● **YOUR OBJECTIVE**:
Give the data again exactly as written, skipping any pictures.

= = =

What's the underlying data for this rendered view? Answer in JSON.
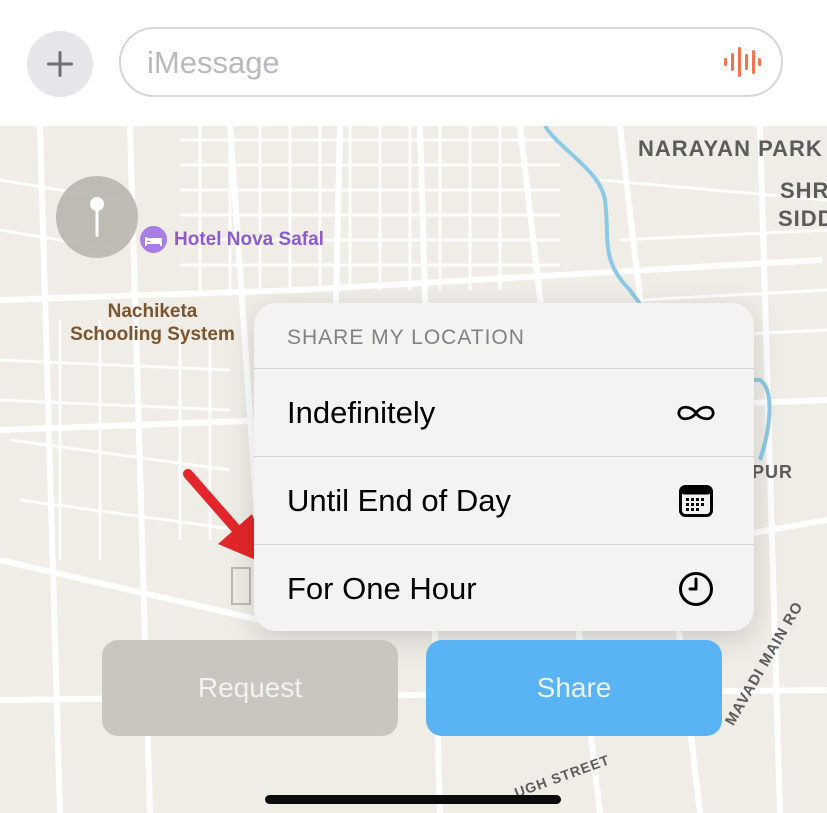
{
  "compose": {
    "placeholder": "iMessage",
    "plus_icon": "plus-icon",
    "audio_icon": "audio-waveform-icon",
    "audio_color": "#f2734f"
  },
  "map": {
    "area_labels": [
      "NARAYAN PARK",
      "SHR",
      "SIDD",
      "PUR",
      "MAVADI MAIN RO",
      "UGH STREET"
    ],
    "poi_hotel": "Hotel Nova Safal",
    "poi_school": "Nachiketa Schooling System"
  },
  "popup": {
    "header": "SHARE MY LOCATION",
    "options": [
      {
        "label": "Indefinitely",
        "icon": "infinity-icon"
      },
      {
        "label": "Until End of Day",
        "icon": "calendar-icon"
      },
      {
        "label": "For One Hour",
        "icon": "clock-icon"
      }
    ]
  },
  "buttons": {
    "request": "Request",
    "share": "Share"
  },
  "annotation": {
    "arrow_color": "#e3262b"
  }
}
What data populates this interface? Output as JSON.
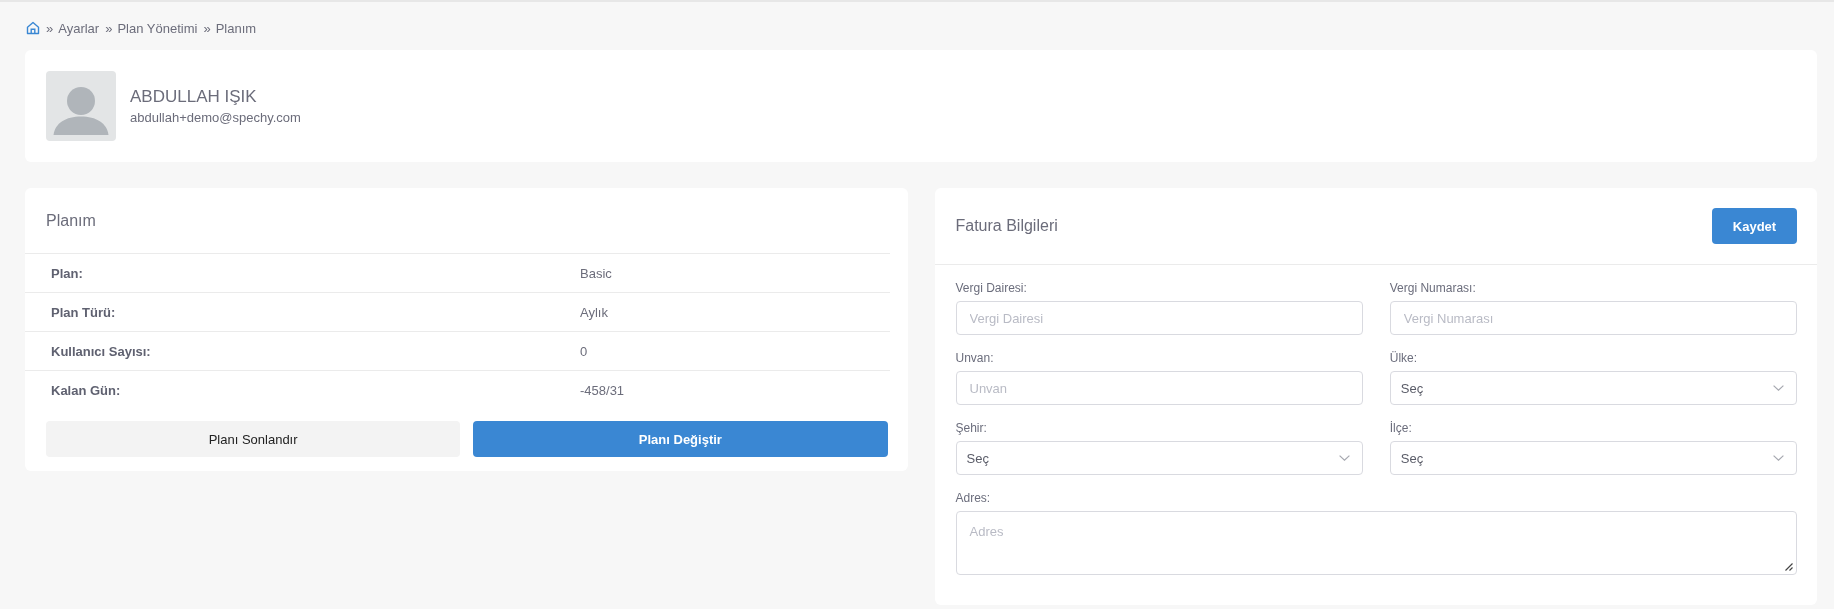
{
  "breadcrumb": [
    {
      "separator": "»",
      "label": "Ayarlar"
    },
    {
      "separator": "»",
      "label": "Plan Yönetimi"
    },
    {
      "separator": "»",
      "label": "Planım"
    }
  ],
  "profile": {
    "name": "ABDULLAH IŞIK",
    "email": "abdullah+demo@spechy.com"
  },
  "plan_card": {
    "title": "Planım",
    "rows": [
      {
        "label": "Plan:",
        "value": "Basic"
      },
      {
        "label": "Plan Türü:",
        "value": "Aylık"
      },
      {
        "label": "Kullanıcı Sayısı:",
        "value": "0"
      },
      {
        "label": "Kalan Gün:",
        "value": "-458/31"
      }
    ],
    "buttons": [
      {
        "label": "Planı Sonlandır",
        "kind": "secondary"
      },
      {
        "label": "Planı Değiştir",
        "kind": "primary"
      }
    ]
  },
  "billing_card": {
    "title": "Fatura Bilgileri",
    "save_button": "Kaydet",
    "fields": [
      {
        "label": "Vergi Dairesi:",
        "kind": "input",
        "placeholder": "Vergi Dairesi"
      },
      {
        "label": "Vergi Numarası:",
        "kind": "input",
        "placeholder": "Vergi Numarası"
      },
      {
        "label": "Unvan:",
        "kind": "input",
        "placeholder": "Unvan"
      },
      {
        "label": "Ülke:",
        "kind": "select",
        "value": "Seç"
      },
      {
        "label": "Şehir:",
        "kind": "select",
        "value": "Seç"
      },
      {
        "label": "İlçe:",
        "kind": "select",
        "value": "Seç"
      },
      {
        "label": "Adres:",
        "kind": "textarea",
        "placeholder": "Adres"
      }
    ]
  }
}
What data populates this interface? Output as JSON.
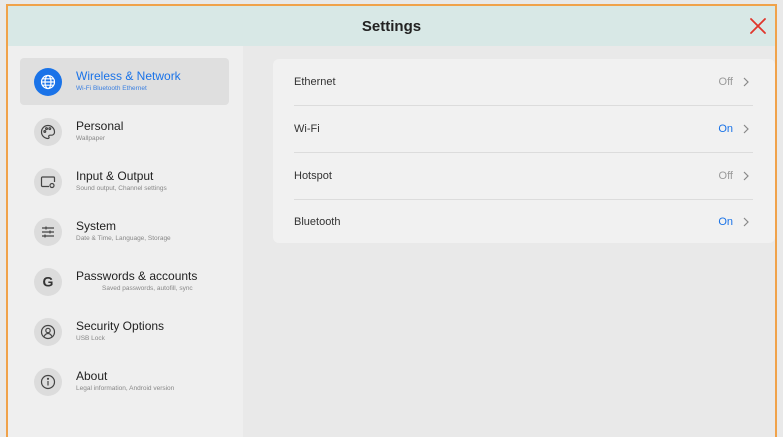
{
  "window": {
    "title": "Settings"
  },
  "colors": {
    "accent": "#1a73e8",
    "close": "#e0352b",
    "title_bar": "#d8e8e6"
  },
  "sidebar": {
    "items": [
      {
        "label": "Wireless & Network",
        "sub": "Wi-Fi Bluetooth Ethernet",
        "icon": "globe-icon",
        "active": true
      },
      {
        "label": "Personal",
        "sub": "Wallpaper",
        "icon": "palette-icon",
        "active": false
      },
      {
        "label": "Input & Output",
        "sub": "Sound output, Channel settings",
        "icon": "input-source-icon",
        "active": false
      },
      {
        "label": "System",
        "sub": "Date & Time, Language, Storage",
        "icon": "sliders-icon",
        "active": false
      },
      {
        "label": "Passwords & accounts",
        "sub": "Saved passwords, autofill, sync",
        "icon": "google-icon",
        "active": false
      },
      {
        "label": "Security Options",
        "sub": "USB Lock",
        "icon": "security-icon",
        "active": false
      },
      {
        "label": "About",
        "sub": "Legal information, Android version",
        "icon": "info-icon",
        "active": false
      }
    ]
  },
  "main": {
    "rows": [
      {
        "label": "Ethernet",
        "value": "Off",
        "state": "off"
      },
      {
        "label": "Wi-Fi",
        "value": "On",
        "state": "on"
      },
      {
        "label": "Hotspot",
        "value": "Off",
        "state": "off"
      },
      {
        "label": "Bluetooth",
        "value": "On",
        "state": "on"
      }
    ]
  }
}
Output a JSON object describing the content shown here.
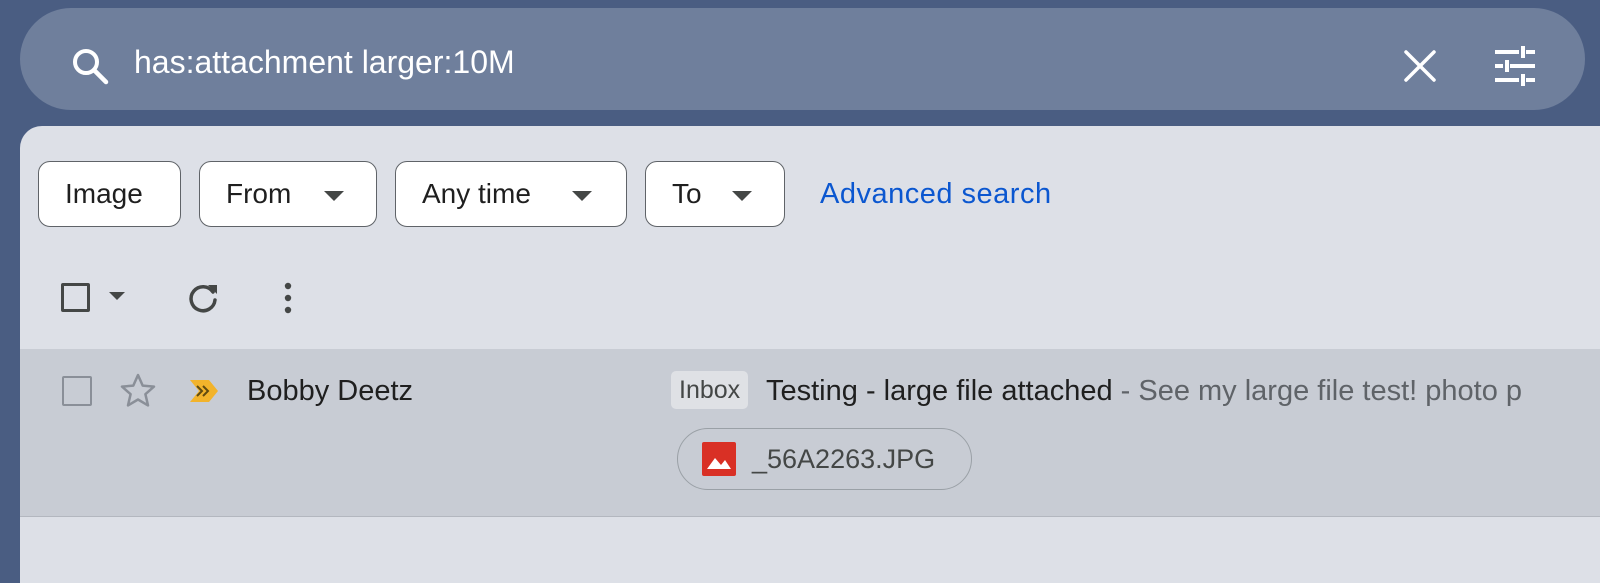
{
  "search": {
    "query": "has:attachment larger:10M"
  },
  "icons": {
    "search": "search-icon",
    "clear": "close-icon",
    "options": "tune-icon",
    "refresh": "refresh-icon",
    "more": "more-vert-icon",
    "star": "star-icon",
    "important": "important-marker-icon",
    "attachment": "image-file-icon"
  },
  "filters": {
    "image_label": "Image",
    "from_label": "From",
    "time_label": "Any time",
    "to_label": "To",
    "advanced_label": "Advanced search"
  },
  "emails": [
    {
      "sender": "Bobby Deetz",
      "label": "Inbox",
      "subject": "Testing - large file attached",
      "snippet": " - See my large file test! photo p",
      "attachment": "_56A2263.JPG"
    }
  ],
  "colors": {
    "background": "#4a5d82",
    "search_bar": "#6f7f9c",
    "panel": "#dde0e7",
    "link": "#0b57d0",
    "important": "#f2b32b",
    "image_icon": "#d93025"
  }
}
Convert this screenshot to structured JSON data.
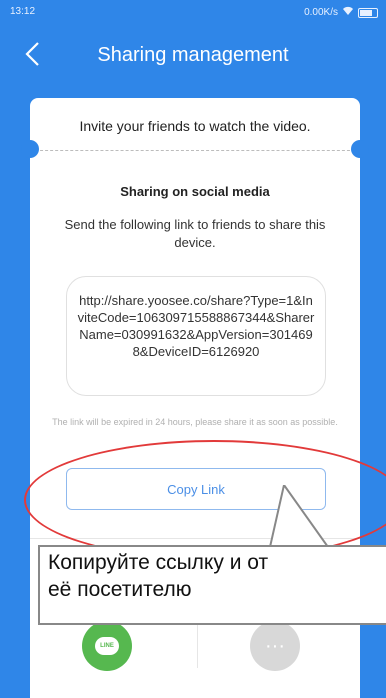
{
  "status": {
    "time": "13:12",
    "network_speed": "0.00K/s"
  },
  "header": {
    "title": "Sharing management"
  },
  "card": {
    "invite_text": "Invite your friends to watch the video.",
    "section_title": "Sharing on social media",
    "description": "Send the following link to friends to share this device.",
    "link": "http://share.yoosee.co/share?Type=1&InviteCode=106309715588867344&SharerName=030991632&AppVersion=3014698&DeviceID=6126920",
    "expiry_note": "The link will be expired in 24 hours, please share it as soon as possible.",
    "copy_button": "Copy Link"
  },
  "share_apps": [
    {
      "icon": "line-icon",
      "label": "LINE"
    },
    {
      "icon": "more-icon",
      "label": "···"
    }
  ],
  "annotation": {
    "callout_text": "Копируйте ссылку и от\nеё посетителю",
    "highlight_color": "#e23a3a"
  },
  "colors": {
    "background": "#2f86e8",
    "accent": "#4b8fe6",
    "line_green": "#56b84f"
  }
}
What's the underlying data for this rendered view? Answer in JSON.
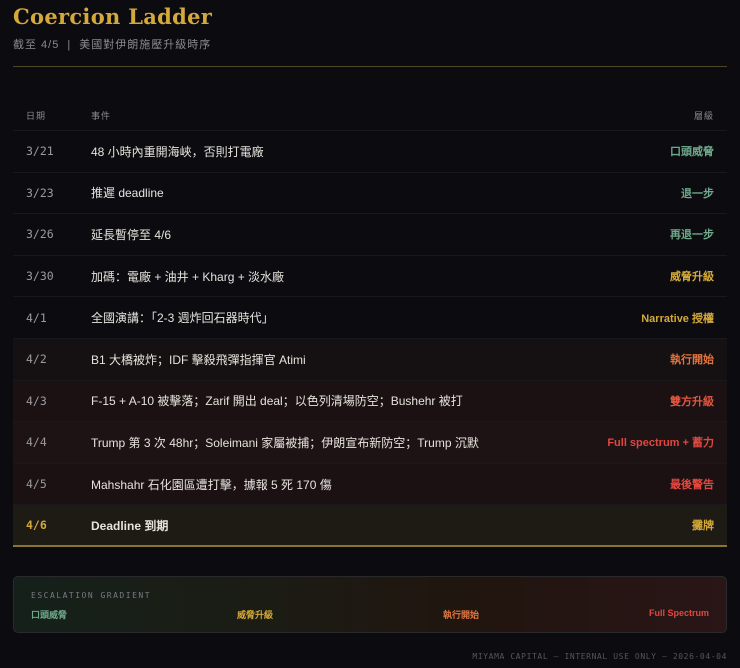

= = =

● **EXERCISE RESPONSE**:
What's the underlying data for this rendered view? Answer in JSON.
{
  "compose": {
    "placeholder": "iMessage",
    "plus_icon": "plus-icon",
    "audio_icon": "audio-waveform-icon",
    "audio_color": "#f2734f"
  },
  "map": {
    "area_labels": [
      "NARAYAN PARK",
      "SHR",
      "SIDD",
      "PUR",
      "MAVADI MAIN RO",
      "UGH STREET"
    ],
    "poi_hotel": "Hotel Nova Safal",
    "poi_school": "Nachiketa Schooling System"
  },
  "popup": {
    "header": "SHARE MY LOCATION",
    "options": [
      {
        "label": "Indefinitely",
        "icon": "infinity-icon"
      },
      {
        "label": "Until End of Day",
        "icon": "calendar-icon"
      },
      {
        "label": "For One Hour",
        "icon": "clock-icon"
      }
    ]
  },
  "buttons": {
    "request": "Request",
    "share": "Share"
  },
  "annotation": {
    "arrow_color": "#e3262b"
  }
}
What data populates this interface? Output as JSON.
{
  "breadcrumb": [
    {
      "separator": "»",
      "label": "Ayarlar"
    },
    {
      "separator": "»",
      "label": "Plan Yönetimi"
    },
    {
      "separator": "»",
      "label": "Planım"
    }
  ],
  "profile": {
    "name": "ABDULLAH IŞIK",
    "email": "abdullah+demo@spechy.com"
  },
  "plan_card": {
    "title": "Planım",
    "rows": [
      {
        "label": "Plan:",
        "value": "Basic"
      },
      {
        "label": "Plan Türü:",
        "value": "Aylık"
      },
      {
        "label": "Kullanıcı Sayısı:",
        "value": "0"
      },
      {
        "label": "Kalan Gün:",
        "value": "-458/31"
      }
    ],
    "buttons": [
      {
        "label": "Planı Sonlandır",
        "kind": "secondary"
      },
      {
        "label": "Planı Değiştir",
        "kind": "primary"
      }
    ]
  },
  "billing_card": {
    "title": "Fatura Bilgileri",
    "save_button": "Kaydet",
    "fields": [
      {
        "label": "Vergi Dairesi:",
        "kind": "input",
        "placeholder": "Vergi Dairesi"
      },
      {
        "label": "Vergi Numarası:",
        "kind": "input",
        "placeholder": "Vergi Numarası"
      },
      {
        "label": "Unvan:",
        "kind": "input",
        "placeholder": "Unvan"
      },
      {
        "label": "Ülke:",
        "kind": "select",
        "value": "Seç"
      },
      {
        "label": "Şehir:",
        "kind": "select",
        "value": "Seç"
      },
      {
        "label": "İlçe:",
        "kind": "select",
        "value": "Seç"
      },
      {
        "label": "Adres:",
        "kind": "textarea",
        "placeholder": "Adres"
      }
    ]
  }
}
What data populates this interface? Output as JSON.
{
  "window": {
    "title": "Settings"
  },
  "colors": {
    "accent": "#1a73e8",
    "close": "#e0352b",
    "title_bar": "#d8e8e6"
  },
  "sidebar": {
    "items": [
      {
        "label": "Wireless & Network",
        "sub": "Wi-Fi Bluetooth Ethernet",
        "icon": "globe-icon",
        "active": true
      },
      {
        "label": "Personal",
        "sub": "Wallpaper",
        "icon": "palette-icon",
        "active": false
      },
      {
        "label": "Input & Output",
        "sub": "Sound output, Channel settings",
        "icon": "input-source-icon",
        "active": false
      },
      {
        "label": "System",
        "sub": "Date & Time, Language, Storage",
        "icon": "sliders-icon",
        "active": false
      },
      {
        "label": "Passwords & accounts",
        "sub": "Saved passwords, autofill, sync",
        "icon": "google-icon",
        "active": false
      },
      {
        "label": "Security Options",
        "sub": "USB Lock",
        "icon": "security-icon",
        "active": false
      },
      {
        "label": "About",
        "sub": "Legal information, Android version",
        "icon": "info-icon",
        "active": false
      }
    ]
  },
  "main": {
    "rows": [
      {
        "label": "Ethernet",
        "value": "Off",
        "state": "off"
      },
      {
        "label": "Wi-Fi",
        "value": "On",
        "state": "on"
      },
      {
        "label": "Hotspot",
        "value": "Off",
        "state": "off"
      },
      {
        "label": "Bluetooth",
        "value": "On",
        "state": "on"
      }
    ]
  }
}
Output a JSON object describing the content shown here.
{
  "search": {
    "query": "has:attachment larger:10M"
  },
  "icons": {
    "search": "search-icon",
    "clear": "close-icon",
    "options": "tune-icon",
    "refresh": "refresh-icon",
    "more": "more-vert-icon",
    "star": "star-icon",
    "important": "important-marker-icon",
    "attachment": "image-file-icon"
  },
  "filters": {
    "image_label": "Image",
    "from_label": "From",
    "time_label": "Any time",
    "to_label": "To",
    "advanced_label": "Advanced search"
  },
  "emails": [
    {
      "sender": "Bobby Deetz",
      "label": "Inbox",
      "subject": "Testing - large file attached",
      "snippet": " - See my large file test! photo p",
      "attachment": "_56A2263.JPG"
    }
  ],
  "colors": {
    "background": "#4a5d82",
    "search_bar": "#6f7f9c",
    "panel": "#dde0e7",
    "link": "#0b57d0",
    "important": "#f2b32b",
    "image_icon": "#d93025"
  }
}
Convert this screenshot to structured JSON data.
{
  "status": {
    "time": "13:12",
    "network_speed": "0.00K/s"
  },
  "header": {
    "title": "Sharing management"
  },
  "card": {
    "invite_text": "Invite your friends to watch the video.",
    "section_title": "Sharing on social media",
    "description": "Send the following link to friends to share this device.",
    "link": "http://share.yoosee.co/share?Type=1&InviteCode=106309715588867344&SharerName=030991632&AppVersion=3014698&DeviceID=6126920",
    "expiry_note": "The link will be expired in 24 hours, please share it as soon as possible.",
    "copy_button": "Copy Link"
  },
  "share_apps": [
    {
      "icon": "line-icon",
      "label": "LINE"
    },
    {
      "icon": "more-icon",
      "label": "···"
    }
  ],
  "annotation": {
    "callout_text": "Копируйте ссылку и от\nеё посетителю",
    "highlight_color": "#e23a3a"
  },
  "colors": {
    "background": "#2f86e8",
    "accent": "#4b8fe6",
    "line_green": "#56b84f"
  }
}
What's the underlying data for this rendered view? Answer in JSON.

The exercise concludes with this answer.